"""

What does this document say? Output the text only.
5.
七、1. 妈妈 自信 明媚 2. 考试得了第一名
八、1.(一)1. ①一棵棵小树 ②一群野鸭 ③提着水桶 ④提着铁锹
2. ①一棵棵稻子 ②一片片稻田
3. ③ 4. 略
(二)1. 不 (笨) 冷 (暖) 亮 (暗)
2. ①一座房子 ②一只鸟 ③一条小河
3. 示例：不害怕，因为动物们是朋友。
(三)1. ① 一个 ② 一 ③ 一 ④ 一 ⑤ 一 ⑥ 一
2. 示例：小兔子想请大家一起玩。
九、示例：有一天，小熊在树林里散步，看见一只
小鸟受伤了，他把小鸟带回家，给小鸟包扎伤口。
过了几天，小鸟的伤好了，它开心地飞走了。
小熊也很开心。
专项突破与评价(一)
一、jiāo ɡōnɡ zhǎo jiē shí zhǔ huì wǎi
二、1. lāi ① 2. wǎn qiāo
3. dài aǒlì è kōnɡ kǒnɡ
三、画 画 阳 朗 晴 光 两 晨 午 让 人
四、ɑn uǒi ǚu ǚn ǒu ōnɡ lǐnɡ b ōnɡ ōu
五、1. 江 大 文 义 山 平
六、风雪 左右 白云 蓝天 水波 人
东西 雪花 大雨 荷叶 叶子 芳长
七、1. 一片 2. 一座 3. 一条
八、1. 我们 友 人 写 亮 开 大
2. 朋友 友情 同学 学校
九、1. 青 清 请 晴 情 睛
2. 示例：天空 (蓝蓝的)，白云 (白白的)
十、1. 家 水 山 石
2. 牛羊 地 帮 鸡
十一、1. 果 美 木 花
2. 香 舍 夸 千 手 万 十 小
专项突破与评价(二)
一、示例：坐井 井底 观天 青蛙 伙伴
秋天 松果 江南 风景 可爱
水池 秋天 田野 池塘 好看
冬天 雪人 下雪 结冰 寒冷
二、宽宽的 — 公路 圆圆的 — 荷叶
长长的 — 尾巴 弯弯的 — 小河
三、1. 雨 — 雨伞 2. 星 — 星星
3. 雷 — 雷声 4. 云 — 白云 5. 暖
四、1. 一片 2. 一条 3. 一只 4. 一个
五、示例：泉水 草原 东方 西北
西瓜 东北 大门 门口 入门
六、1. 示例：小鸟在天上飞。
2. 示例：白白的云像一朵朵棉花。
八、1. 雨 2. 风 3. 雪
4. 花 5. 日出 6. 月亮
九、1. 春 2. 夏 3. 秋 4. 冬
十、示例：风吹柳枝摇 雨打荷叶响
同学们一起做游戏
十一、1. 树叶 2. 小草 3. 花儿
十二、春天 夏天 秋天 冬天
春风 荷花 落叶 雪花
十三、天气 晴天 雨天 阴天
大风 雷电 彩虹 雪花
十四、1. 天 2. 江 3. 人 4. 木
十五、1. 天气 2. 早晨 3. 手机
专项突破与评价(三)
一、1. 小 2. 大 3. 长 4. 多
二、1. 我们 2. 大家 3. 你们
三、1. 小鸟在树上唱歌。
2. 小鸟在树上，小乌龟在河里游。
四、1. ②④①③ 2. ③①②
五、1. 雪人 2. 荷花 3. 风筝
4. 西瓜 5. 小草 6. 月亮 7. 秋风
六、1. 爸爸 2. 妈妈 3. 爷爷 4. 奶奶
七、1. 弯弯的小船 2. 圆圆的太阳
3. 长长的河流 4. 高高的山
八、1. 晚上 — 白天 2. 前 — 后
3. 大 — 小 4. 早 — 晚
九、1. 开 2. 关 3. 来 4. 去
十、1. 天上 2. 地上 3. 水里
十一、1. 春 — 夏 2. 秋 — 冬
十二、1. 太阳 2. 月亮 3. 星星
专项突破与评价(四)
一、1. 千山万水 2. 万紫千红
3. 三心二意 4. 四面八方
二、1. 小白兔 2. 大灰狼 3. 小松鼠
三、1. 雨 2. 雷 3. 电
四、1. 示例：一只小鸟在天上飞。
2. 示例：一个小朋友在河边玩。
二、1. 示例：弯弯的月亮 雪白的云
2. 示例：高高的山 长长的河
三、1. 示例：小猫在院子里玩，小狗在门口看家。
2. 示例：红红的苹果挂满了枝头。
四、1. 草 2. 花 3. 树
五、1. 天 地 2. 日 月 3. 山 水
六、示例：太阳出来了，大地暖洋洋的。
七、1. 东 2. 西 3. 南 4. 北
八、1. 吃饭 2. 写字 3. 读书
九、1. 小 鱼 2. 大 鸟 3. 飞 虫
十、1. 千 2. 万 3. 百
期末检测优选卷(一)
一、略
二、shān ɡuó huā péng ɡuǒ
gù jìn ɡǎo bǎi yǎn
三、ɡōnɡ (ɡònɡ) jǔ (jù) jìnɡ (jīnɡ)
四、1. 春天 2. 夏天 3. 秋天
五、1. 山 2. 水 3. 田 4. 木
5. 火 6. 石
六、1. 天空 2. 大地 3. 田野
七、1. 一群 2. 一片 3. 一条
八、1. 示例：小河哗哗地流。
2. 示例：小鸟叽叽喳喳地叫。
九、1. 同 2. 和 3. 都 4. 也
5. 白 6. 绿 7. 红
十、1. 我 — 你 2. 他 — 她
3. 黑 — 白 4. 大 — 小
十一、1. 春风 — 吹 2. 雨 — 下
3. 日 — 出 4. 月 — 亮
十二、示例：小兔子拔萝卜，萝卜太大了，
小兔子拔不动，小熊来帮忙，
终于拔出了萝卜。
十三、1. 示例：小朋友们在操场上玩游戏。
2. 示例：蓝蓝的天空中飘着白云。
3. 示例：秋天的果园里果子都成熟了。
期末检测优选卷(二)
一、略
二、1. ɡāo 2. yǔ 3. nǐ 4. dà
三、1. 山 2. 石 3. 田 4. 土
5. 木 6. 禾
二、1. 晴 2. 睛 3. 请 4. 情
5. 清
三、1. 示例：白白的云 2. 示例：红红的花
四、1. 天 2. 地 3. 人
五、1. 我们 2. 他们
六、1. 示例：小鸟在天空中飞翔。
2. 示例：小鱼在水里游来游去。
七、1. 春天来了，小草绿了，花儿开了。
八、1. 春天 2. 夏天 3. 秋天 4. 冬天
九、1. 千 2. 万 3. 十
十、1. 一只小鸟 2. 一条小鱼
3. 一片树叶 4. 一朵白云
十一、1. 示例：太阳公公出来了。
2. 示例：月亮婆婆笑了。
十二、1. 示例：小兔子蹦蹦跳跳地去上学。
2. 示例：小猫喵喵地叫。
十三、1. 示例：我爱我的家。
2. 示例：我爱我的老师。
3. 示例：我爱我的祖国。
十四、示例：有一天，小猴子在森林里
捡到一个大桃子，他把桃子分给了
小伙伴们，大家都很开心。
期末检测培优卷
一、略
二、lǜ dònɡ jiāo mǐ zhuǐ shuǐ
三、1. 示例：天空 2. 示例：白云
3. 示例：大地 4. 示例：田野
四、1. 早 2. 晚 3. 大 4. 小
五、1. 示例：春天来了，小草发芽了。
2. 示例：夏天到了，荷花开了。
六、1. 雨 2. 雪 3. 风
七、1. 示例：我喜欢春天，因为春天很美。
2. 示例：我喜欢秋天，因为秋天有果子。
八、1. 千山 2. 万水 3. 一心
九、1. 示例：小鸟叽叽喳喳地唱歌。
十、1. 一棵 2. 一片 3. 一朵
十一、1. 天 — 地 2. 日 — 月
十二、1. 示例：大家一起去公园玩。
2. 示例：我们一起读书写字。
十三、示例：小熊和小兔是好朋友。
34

"""

GIVEN EXERCISE ▸ Generate an exact reproduction of all entries.

SOLUTION ▸
What does this document say? Output the text only.
5.
七、1. 妈妈 自信 明媚 2. 考试得了第一名
八、1.(一)1. ①一棵棵小树 ②一群野鸭 ③提着水桶 ④提着铁锹
2. ①一棵棵稻子 ②一片片稻田
3. ③ 4. 略
(二)1. 不 (笨) 冷 (暖) 亮 (暗)
2. ①一座房子 ②一只鸟 ③一条小河
3. 示例：不害怕，因为动物们是朋友。
(三)1. ① 一个 ② 一 ③ 一 ④ 一 ⑤ 一 ⑥ 一
2. 示例：小兔子想请大家一起玩。
九、示例：有一天，小熊在树林里散步，看见一只
小鸟受伤了，他把小鸟带回家，给小鸟包扎伤口。
过了几天，小鸟的伤好了，它开心地飞走了。
小熊也很开心。
专项突破与评价(一)
一、jiāo ɡōnɡ zhǎo jiē shí zhǔ huì wǎi
二、1. lāi ① 2. wǎn qiāo
3. dài aǒlì è kōnɡ kǒnɡ
三、画 画 阳 朗 晴 光 两 晨 午 让 人
四、ɑn uǒi ǚu ǚn ǒu ōnɡ lǐnɡ b ōnɡ ōu
五、1. 江 大 文 义 山 平
六、风雪 左右 白云 蓝天 水波 人
东西 雪花 大雨 荷叶 叶子 芳长
七、1. 一片 2. 一座 3. 一条
八、1. 我们 友 人 写 亮 开 大
2. 朋友 友情 同学 学校
九、1. 青 清 请 晴 情 睛
2. 示例：天空 (蓝蓝的)，白云 (白白的)
十、1. 家 水 山 石
2. 牛羊 地 帮 鸡
十一、1. 果 美 木 花
2. 香 舍 夸 千 手 万 十 小
专项突破与评价(二)
一、示例：坐井 井底 观天 青蛙 伙伴
秋天 松果 江南 风景 可爱
水池 秋天 田野 池塘 好看
冬天 雪人 下雪 结冰 寒冷
二、宽宽的 — 公路 圆圆的 — 荷叶
长长的 — 尾巴 弯弯的 — 小河
三、1. 雨 — 雨伞 2. 星 — 星星
3. 雷 — 雷声 4. 云 — 白云 5. 暖
四、1. 一片 2. 一条 3. 一只 4. 一个
五、示例：泉水 草原 东方 西北
西瓜 东北 大门 门口 入门
六、1. 示例：小鸟在天上飞。
2. 示例：白白的云像一朵朵棉花。
八、1. 雨 2. 风 3. 雪
4. 花 5. 日出 6. 月亮
九、1. 春 2. 夏 3. 秋 4. 冬
十、示例：风吹柳枝摇 雨打荷叶响
同学们一起做游戏
十一、1. 树叶 2. 小草 3. 花儿
十二、春天 夏天 秋天 冬天
春风 荷花 落叶 雪花
十三、天气 晴天 雨天 阴天
大风 雷电 彩虹 雪花
十四、1. 天 2. 江 3. 人 4. 木
十五、1. 天气 2. 早晨 3. 手机
专项突破与评价(三)
一、1. 小 2. 大 3. 长 4. 多
二、1. 我们 2. 大家 3. 你们
三、1. 小鸟在树上唱歌。
2. 小鸟在树上，小乌龟在河里游。
四、1. ②④①③ 2. ③①②
五、1. 雪人 2. 荷花 3. 风筝
4. 西瓜 5. 小草 6. 月亮 7. 秋风
六、1. 爸爸 2. 妈妈 3. 爷爷 4. 奶奶
七、1. 弯弯的小船 2. 圆圆的太阳
3. 长长的河流 4. 高高的山
八、1. 晚上 — 白天 2. 前 — 后
3. 大 — 小 4. 早 — 晚
九、1. 开 2. 关 3. 来 4. 去
十、1. 天上 2. 地上 3. 水里
十一、1. 春 — 夏 2. 秋 — 冬
十二、1. 太阳 2. 月亮 3. 星星
专项突破与评价(四)
一、1. 千山万水 2. 万紫千红
3. 三心二意 4. 四面八方
二、1. 小白兔 2. 大灰狼 3. 小松鼠
三、1. 雨 2. 雷 3. 电
四、1. 示例：一只小鸟在天上飞。
2. 示例：一个小朋友在河边玩。
二、1. 示例：弯弯的月亮 雪白的云
2. 示例：高高的山 长长的河
三、1. 示例：小猫在院子里玩，小狗在门口看家。
2. 示例：红红的苹果挂满了枝头。
四、1. 草 2. 花 3. 树
五、1. 天 地 2. 日 月 3. 山 水
六、示例：太阳出来了，大地暖洋洋的。
七、1. 东 2. 西 3. 南 4. 北
八、1. 吃饭 2. 写字 3. 读书
九、1. 小 鱼 2. 大 鸟 3. 飞 虫
十、1. 千 2. 万 3. 百
期末检测优选卷(一)
一、略
二、shān ɡuó huā péng ɡuǒ
gù jìn ɡǎo bǎi yǎn
三、ɡōnɡ (ɡònɡ) jǔ (jù) jìnɡ (jīnɡ)
四、1. 春天 2. 夏天 3. 秋天
五、1. 山 2. 水 3. 田 4. 木
5. 火 6. 石
六、1. 天空 2. 大地 3. 田野
七、1. 一群 2. 一片 3. 一条
八、1. 示例：小河哗哗地流。
2. 示例：小鸟叽叽喳喳地叫。
九、1. 同 2. 和 3. 都 4. 也
5. 白 6. 绿 7. 红
十、1. 我 — 你 2. 他 — 她
3. 黑 — 白 4. 大 — 小
十一、1. 春风 — 吹 2. 雨 — 下
3. 日 — 出 4. 月 — 亮
十二、示例：小兔子拔萝卜，萝卜太大了，
小兔子拔不动，小熊来帮忙，
终于拔出了萝卜。
十三、1. 示例：小朋友们在操场上玩游戏。
2. 示例：蓝蓝的天空中飘着白云。
3. 示例：秋天的果园里果子都成熟了。
期末检测优选卷(二)
一、略
二、1. ɡāo 2. yǔ 3. nǐ 4. dà
三、1. 山 2. 石 3. 田 4. 土
5. 木 6. 禾
二、1. 晴 2. 睛 3. 请 4. 情
5. 清
三、1. 示例：白白的云 2. 示例：红红的花
四、1. 天 2. 地 3. 人
五、1. 我们 2. 他们
六、1. 示例：小鸟在天空中飞翔。
2. 示例：小鱼在水里游来游去。
七、1. 春天来了，小草绿了，花儿开了。
八、1. 春天 2. 夏天 3. 秋天 4. 冬天
九、1. 千 2. 万 3. 十
十、1. 一只小鸟 2. 一条小鱼
3. 一片树叶 4. 一朵白云
十一、1. 示例：太阳公公出来了。
2. 示例：月亮婆婆笑了。
十二、1. 示例：小兔子蹦蹦跳跳地去上学。
2. 示例：小猫喵喵地叫。
十三、1. 示例：我爱我的家。
2. 示例：我爱我的老师。
3. 示例：我爱我的祖国。
十四、示例：有一天，小猴子在森林里
捡到一个大桃子，他把桃子分给了
小伙伴们，大家都很开心。
期末检测培优卷
一、略
二、lǜ dònɡ jiāo mǐ zhuǐ shuǐ
三、1. 示例：天空 2. 示例：白云
3. 示例：大地 4. 示例：田野
四、1. 早 2. 晚 3. 大 4. 小
五、1. 示例：春天来了，小草发芽了。
2. 示例：夏天到了，荷花开了。
六、1. 雨 2. 雪 3. 风
七、1. 示例：我喜欢春天，因为春天很美。
2. 示例：我喜欢秋天，因为秋天有果子。
八、1. 千山 2. 万水 3. 一心
九、1. 示例：小鸟叽叽喳喳地唱歌。
十、1. 一棵 2. 一片 3. 一朵
十一、1. 天 — 地 2. 日 — 月
十二、1. 示例：大家一起去公园玩。
2. 示例：我们一起读书写字。
十三、示例：小熊和小兔是好朋友。
34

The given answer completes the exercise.